## TASK DATA
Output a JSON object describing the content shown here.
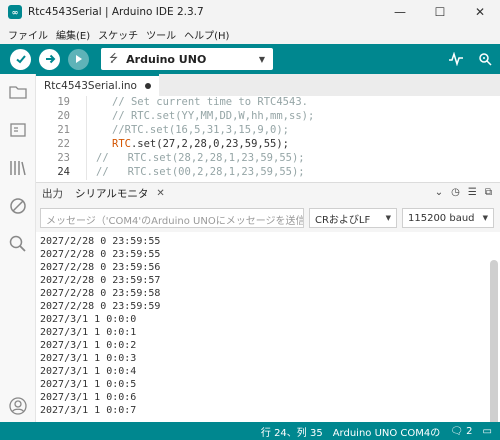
{
  "window": {
    "title": "Rtc4543Serial | Arduino IDE 2.3.7",
    "minimize": "—",
    "maximize": "☐",
    "close": "✕"
  },
  "menu": [
    "ファイル",
    "編集(E)",
    "スケッチ",
    "ツール",
    "ヘルプ(H)"
  ],
  "toolbar": {
    "board": "Arduino UNO"
  },
  "editor": {
    "tab": "Rtc4543Serial.ino",
    "lines": [
      {
        "num": "19",
        "text": "// Set current time to RTC4543."
      },
      {
        "num": "20",
        "text": "// RTC.set(YY,MM,DD,W,hh,mm,ss);"
      },
      {
        "num": "21",
        "text": "//RTC.set(16,5,31,3,15,9,0);"
      },
      {
        "num": "22",
        "func": "RTC",
        "rest": ".set(27,2,28,0,23,59,55);"
      },
      {
        "num": "23",
        "text": "//   RTC.set(28,2,28,1,23,59,55);"
      },
      {
        "num": "24",
        "text": "//   RTC.set(00,2,28,1,23,59,55);"
      }
    ]
  },
  "panel": {
    "tab_output": "出力",
    "tab_serial": "シリアルモニタ",
    "close": "✕",
    "message_placeholder": "メッセージ（'COM4'のArduino UNOにメッセージを送信...",
    "line_ending": "CRおよびLF",
    "baud": "115200 baud",
    "serial_lines": [
      "2027/2/28 0 23:59:55",
      "2027/2/28 0 23:59:55",
      "2027/2/28 0 23:59:56",
      "2027/2/28 0 23:59:57",
      "2027/2/28 0 23:59:58",
      "2027/2/28 0 23:59:59",
      "2027/3/1 1 0:0:0",
      "2027/3/1 1 0:0:1",
      "2027/3/1 1 0:0:2",
      "2027/3/1 1 0:0:3",
      "2027/3/1 1 0:0:4",
      "2027/3/1 1 0:0:5",
      "2027/3/1 1 0:0:6",
      "2027/3/1 1 0:0:7"
    ]
  },
  "status": {
    "position": "行 24、列 35",
    "board_port": "Arduino UNO COM4の",
    "notifications": "2"
  },
  "colors": {
    "accent": "#00878f",
    "comment": "#95a5a6",
    "function": "#d35400"
  }
}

## TASK DESCRIPTION
Copy out the lines that hold "text".

## THE SOLUTION
        "text": "// Set current time to RTC4543."
        "text": "// RTC.set(YY,MM,DD,W,hh,mm,ss);"
        "text": "//RTC.set(16,5,31,3,15,9,0);"
        "text": "//   RTC.set(28,2,28,1,23,59,55);"
        "text": "//   RTC.set(00,2,28,1,23,59,55);"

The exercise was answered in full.